→ Challenge: Which lines of the records contain "Sunday"? Collect every one of them.

→ Data entries:
----

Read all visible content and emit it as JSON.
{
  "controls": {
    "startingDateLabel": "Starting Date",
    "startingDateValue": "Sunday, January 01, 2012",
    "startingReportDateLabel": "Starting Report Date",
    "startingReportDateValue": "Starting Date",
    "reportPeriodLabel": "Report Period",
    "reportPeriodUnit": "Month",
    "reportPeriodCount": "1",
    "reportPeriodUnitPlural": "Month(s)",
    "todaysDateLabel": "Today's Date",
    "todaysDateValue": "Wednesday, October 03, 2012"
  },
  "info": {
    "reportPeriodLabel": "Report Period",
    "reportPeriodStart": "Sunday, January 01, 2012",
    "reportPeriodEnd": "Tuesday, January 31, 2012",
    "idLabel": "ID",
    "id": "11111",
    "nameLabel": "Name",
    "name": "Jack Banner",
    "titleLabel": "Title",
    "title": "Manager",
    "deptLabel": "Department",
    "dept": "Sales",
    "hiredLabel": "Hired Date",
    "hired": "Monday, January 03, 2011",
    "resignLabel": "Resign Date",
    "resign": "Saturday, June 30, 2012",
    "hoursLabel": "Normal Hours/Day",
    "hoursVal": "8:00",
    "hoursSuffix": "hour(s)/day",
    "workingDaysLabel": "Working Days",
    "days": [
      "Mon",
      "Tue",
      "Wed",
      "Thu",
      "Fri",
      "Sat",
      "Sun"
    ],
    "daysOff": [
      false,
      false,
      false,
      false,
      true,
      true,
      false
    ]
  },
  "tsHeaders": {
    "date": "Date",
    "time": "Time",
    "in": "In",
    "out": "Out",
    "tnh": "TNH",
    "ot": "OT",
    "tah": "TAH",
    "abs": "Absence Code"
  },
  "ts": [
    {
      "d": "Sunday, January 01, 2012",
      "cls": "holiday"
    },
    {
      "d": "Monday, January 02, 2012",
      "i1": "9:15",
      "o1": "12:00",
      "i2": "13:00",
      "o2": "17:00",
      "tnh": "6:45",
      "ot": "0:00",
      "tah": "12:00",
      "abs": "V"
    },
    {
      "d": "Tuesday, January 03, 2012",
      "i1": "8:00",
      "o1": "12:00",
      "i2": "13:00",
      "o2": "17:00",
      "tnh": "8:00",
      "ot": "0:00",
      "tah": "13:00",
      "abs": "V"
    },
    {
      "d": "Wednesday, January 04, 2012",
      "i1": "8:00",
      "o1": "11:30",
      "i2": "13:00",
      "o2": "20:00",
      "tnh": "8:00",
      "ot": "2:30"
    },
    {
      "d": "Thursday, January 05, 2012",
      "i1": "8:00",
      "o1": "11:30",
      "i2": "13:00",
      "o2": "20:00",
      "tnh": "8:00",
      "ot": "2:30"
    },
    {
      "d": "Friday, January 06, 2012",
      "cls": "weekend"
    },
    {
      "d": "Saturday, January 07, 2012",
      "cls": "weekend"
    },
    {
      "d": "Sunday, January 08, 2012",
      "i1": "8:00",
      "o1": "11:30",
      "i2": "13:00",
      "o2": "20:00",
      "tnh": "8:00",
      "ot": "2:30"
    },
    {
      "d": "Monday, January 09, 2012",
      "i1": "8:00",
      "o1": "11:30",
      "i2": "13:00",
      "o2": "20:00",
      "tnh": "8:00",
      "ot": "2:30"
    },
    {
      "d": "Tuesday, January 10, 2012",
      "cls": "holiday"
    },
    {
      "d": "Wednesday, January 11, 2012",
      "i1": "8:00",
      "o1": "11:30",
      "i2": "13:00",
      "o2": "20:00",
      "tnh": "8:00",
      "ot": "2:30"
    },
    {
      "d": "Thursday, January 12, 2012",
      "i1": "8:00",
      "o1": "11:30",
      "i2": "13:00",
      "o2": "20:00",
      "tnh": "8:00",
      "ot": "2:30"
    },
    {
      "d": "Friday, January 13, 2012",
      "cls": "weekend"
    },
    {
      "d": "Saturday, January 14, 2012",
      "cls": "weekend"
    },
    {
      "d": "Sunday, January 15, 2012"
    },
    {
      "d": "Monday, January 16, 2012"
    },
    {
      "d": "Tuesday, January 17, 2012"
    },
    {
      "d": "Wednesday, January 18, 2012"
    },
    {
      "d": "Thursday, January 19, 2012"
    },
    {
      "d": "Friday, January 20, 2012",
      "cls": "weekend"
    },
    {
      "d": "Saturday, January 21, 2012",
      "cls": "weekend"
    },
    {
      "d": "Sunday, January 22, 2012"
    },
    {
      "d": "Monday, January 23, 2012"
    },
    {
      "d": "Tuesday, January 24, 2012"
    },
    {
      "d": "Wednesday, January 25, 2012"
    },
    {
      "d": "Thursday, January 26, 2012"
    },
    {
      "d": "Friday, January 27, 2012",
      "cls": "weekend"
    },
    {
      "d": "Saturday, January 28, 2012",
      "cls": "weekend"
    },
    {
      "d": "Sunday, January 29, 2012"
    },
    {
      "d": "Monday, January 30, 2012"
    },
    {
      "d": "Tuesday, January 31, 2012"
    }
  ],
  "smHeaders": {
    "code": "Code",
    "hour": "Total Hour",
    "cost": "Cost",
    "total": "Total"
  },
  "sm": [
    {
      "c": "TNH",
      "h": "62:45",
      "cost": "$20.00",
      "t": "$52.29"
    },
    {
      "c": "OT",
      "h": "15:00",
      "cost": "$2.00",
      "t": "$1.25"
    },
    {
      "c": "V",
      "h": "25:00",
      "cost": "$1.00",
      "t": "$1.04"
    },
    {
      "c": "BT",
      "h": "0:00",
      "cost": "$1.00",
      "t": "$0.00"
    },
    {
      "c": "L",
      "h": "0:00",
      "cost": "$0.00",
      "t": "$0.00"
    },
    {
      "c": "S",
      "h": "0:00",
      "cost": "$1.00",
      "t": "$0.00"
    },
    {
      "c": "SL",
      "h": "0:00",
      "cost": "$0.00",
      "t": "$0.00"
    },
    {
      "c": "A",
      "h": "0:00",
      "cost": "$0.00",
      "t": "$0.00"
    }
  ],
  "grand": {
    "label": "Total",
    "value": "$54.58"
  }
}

----

→ Expected answer:
    "startingDateValue": "Sunday, January 01, 2012",
    "reportPeriodStart": "Sunday, January 01, 2012",
      "d": "Sunday, January 01, 2012",
      "d": "Sunday, January 08, 2012",
      "d": "Sunday, January 15, 2012"
      "d": "Sunday, January 22, 2012"
      "d": "Sunday, January 29, 2012"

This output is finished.